(Dataset excerpts)
— START —

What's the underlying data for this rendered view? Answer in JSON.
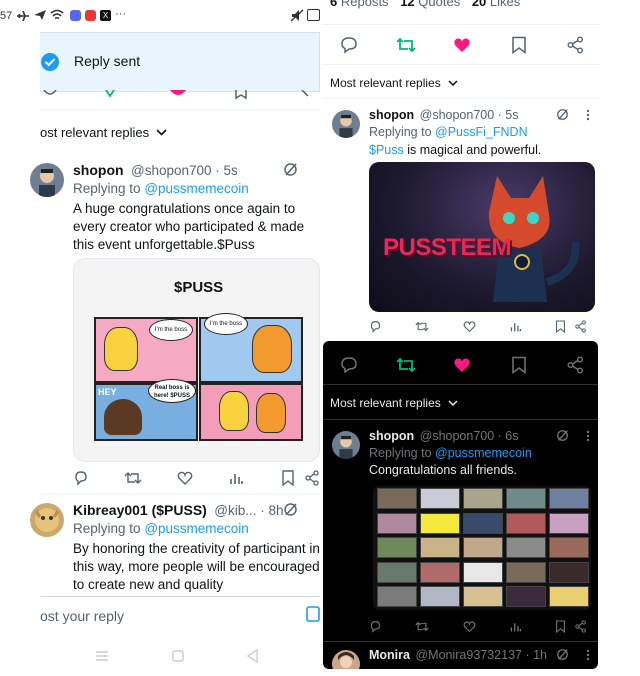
{
  "status_bar": {
    "time": "57",
    "dots": "···"
  },
  "toast": {
    "text": "Reply sent"
  },
  "left": {
    "sort_label": "ost relevant replies",
    "reply1": {
      "name": "shopon",
      "handle": "@shopon700 · 5s",
      "replying_prefix": "Replying to",
      "replying_to": "@pussmemecoin",
      "text": "A huge congratulations once again to every creator who participated & made this event unforgettable.$Puss",
      "comic": {
        "title": "$PUSS",
        "bubble1": "I'm the boss",
        "bubble2": "I'm the boss",
        "bubble3": "Real boss is here! $PUSS",
        "hey": "HEY"
      }
    },
    "reply2": {
      "name": "Kibreay001 ($PUSS)",
      "handle": "@kib... · 8h",
      "replying_prefix": "Replying to",
      "replying_to": "@pussmemecoin",
      "text": "By honoring the creativity of participant in this way, more people will be encouraged to create new and quality"
    },
    "post_reply_placeholder": "ost your reply"
  },
  "right1": {
    "stats": {
      "reposts": "6",
      "reposts_label": "Reposts",
      "quotes": "12",
      "quotes_label": "Quotes",
      "likes": "20",
      "likes_label": "Likes"
    },
    "sort_label": "Most relevant replies",
    "reply": {
      "name": "shopon",
      "handle": "@shopon700 · 5s",
      "replying_prefix": "Replying to",
      "replying_to": "@PussFi_FNDN",
      "hashtag": "$Puss",
      "text_rest": " is magical and powerful.",
      "image_text": "PUSSTEEM"
    }
  },
  "right2": {
    "sort_label": "Most relevant replies",
    "reply": {
      "name": "shopon",
      "handle": "@shopon700 · 6s",
      "replying_prefix": "Replying to",
      "replying_to": "@pussmemecoin",
      "text": "Congratulations all friends."
    },
    "next": {
      "name": "Monira",
      "handle": "@Monira93732137 · 1h"
    }
  },
  "colors": {
    "accent": "#1d9bf0",
    "repost": "#00ba7c",
    "like": "#f91880"
  }
}
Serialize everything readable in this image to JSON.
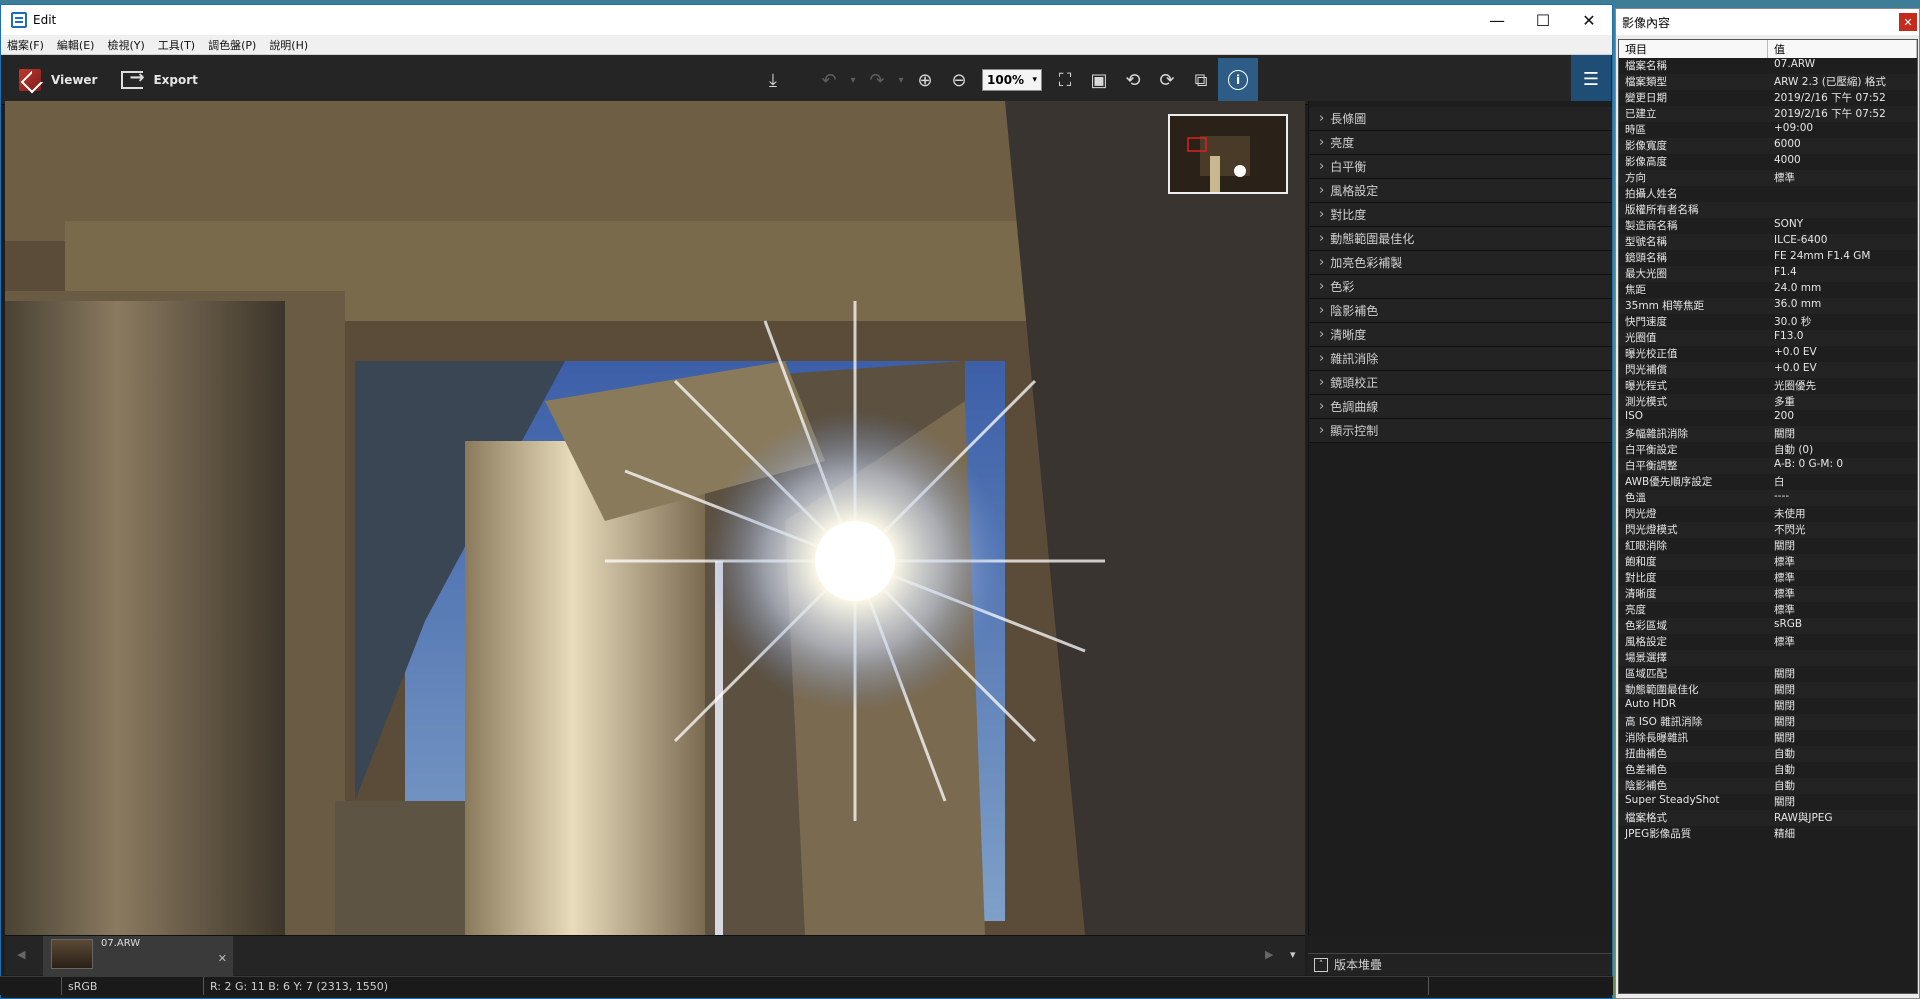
{
  "window": {
    "title": "Edit"
  },
  "menu": [
    "檔案(F)",
    "編輯(E)",
    "檢視(Y)",
    "工具(T)",
    "調色盤(P)",
    "說明(H)"
  ],
  "toolbar": {
    "viewer_label": "Viewer",
    "export_label": "Export",
    "zoom": "100%"
  },
  "adjust_panel": {
    "items": [
      "長條圖",
      "亮度",
      "白平衡",
      "風格設定",
      "對比度",
      "動態範圍最佳化",
      "加亮色彩補製",
      "色彩",
      "陰影補色",
      "清晰度",
      "雜訊消除",
      "鏡頭校正",
      "色調曲線",
      "顯示控制"
    ],
    "footer": "版本堆疊"
  },
  "filmstrip": {
    "file": "07.ARW"
  },
  "status": {
    "colorspace": "sRGB",
    "pixel": "R:  2  G:  11  B:  6  Y:  7    (2313, 1550)"
  },
  "properties": {
    "title": "影像內容",
    "col_item": "項目",
    "col_value": "值",
    "rows": [
      [
        "檔案名稱",
        "07.ARW"
      ],
      [
        "檔案類型",
        "ARW 2.3 (已壓縮) 格式"
      ],
      [
        "變更日期",
        "2019/2/16 下午 07:52"
      ],
      [
        "已建立",
        "2019/2/16 下午 07:52"
      ],
      [
        "時區",
        "+09:00"
      ],
      [
        "影像寬度",
        "6000"
      ],
      [
        "影像高度",
        "4000"
      ],
      [
        "方向",
        "標準"
      ],
      [
        "拍攝人姓名",
        ""
      ],
      [
        "版權所有者名稱",
        ""
      ],
      [
        "製造商名稱",
        "SONY"
      ],
      [
        "型號名稱",
        "ILCE-6400"
      ],
      [
        "鏡頭名稱",
        "FE 24mm F1.4 GM"
      ],
      [
        "最大光圈",
        "F1.4"
      ],
      [
        "焦距",
        "24.0 mm"
      ],
      [
        "35mm 相等焦距",
        "36.0 mm"
      ],
      [
        "快門速度",
        "30.0 秒"
      ],
      [
        "光圈值",
        "F13.0"
      ],
      [
        "曝光校正值",
        "+0.0 EV"
      ],
      [
        "閃光補償",
        "+0.0 EV"
      ],
      [
        "曝光程式",
        "光圈優先"
      ],
      [
        "測光模式",
        "多重"
      ],
      [
        "ISO",
        "200"
      ],
      [
        "多幅雜訊消除",
        "關閉"
      ],
      [
        "白平衡設定",
        "自動 (0)"
      ],
      [
        "白平衡調整",
        "A-B: 0 G-M: 0"
      ],
      [
        "AWB優先順序設定",
        "白"
      ],
      [
        "色溫",
        "----"
      ],
      [
        "閃光燈",
        "未使用"
      ],
      [
        "閃光燈模式",
        "不閃光"
      ],
      [
        "紅眼消除",
        "關閉"
      ],
      [
        "飽和度",
        "標準"
      ],
      [
        "對比度",
        "標準"
      ],
      [
        "清晰度",
        "標準"
      ],
      [
        "亮度",
        "標準"
      ],
      [
        "色彩區域",
        "sRGB"
      ],
      [
        "風格設定",
        "標準"
      ],
      [
        "場景選擇",
        ""
      ],
      [
        "區域匹配",
        "關閉"
      ],
      [
        "動態範圍最佳化",
        "關閉"
      ],
      [
        "Auto HDR",
        "關閉"
      ],
      [
        "高 ISO 雜訊消除",
        "關閉"
      ],
      [
        "消除長曝雜訊",
        "關閉"
      ],
      [
        "扭曲補色",
        "自動"
      ],
      [
        "色差補色",
        "自動"
      ],
      [
        "陰影補色",
        "自動"
      ],
      [
        "Super SteadyShot",
        "關閉"
      ],
      [
        "檔案格式",
        "RAW與JPEG"
      ],
      [
        "JPEG影像品質",
        "精細"
      ]
    ]
  }
}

— END —

> [Exercise aim]: Collect every line above that contains the word "boss".

> [Exercise result]:
        "bubble1": "I'm the boss",
        "bubble2": "I'm the boss",
        "bubble3": "Real boss is here! $PUSS",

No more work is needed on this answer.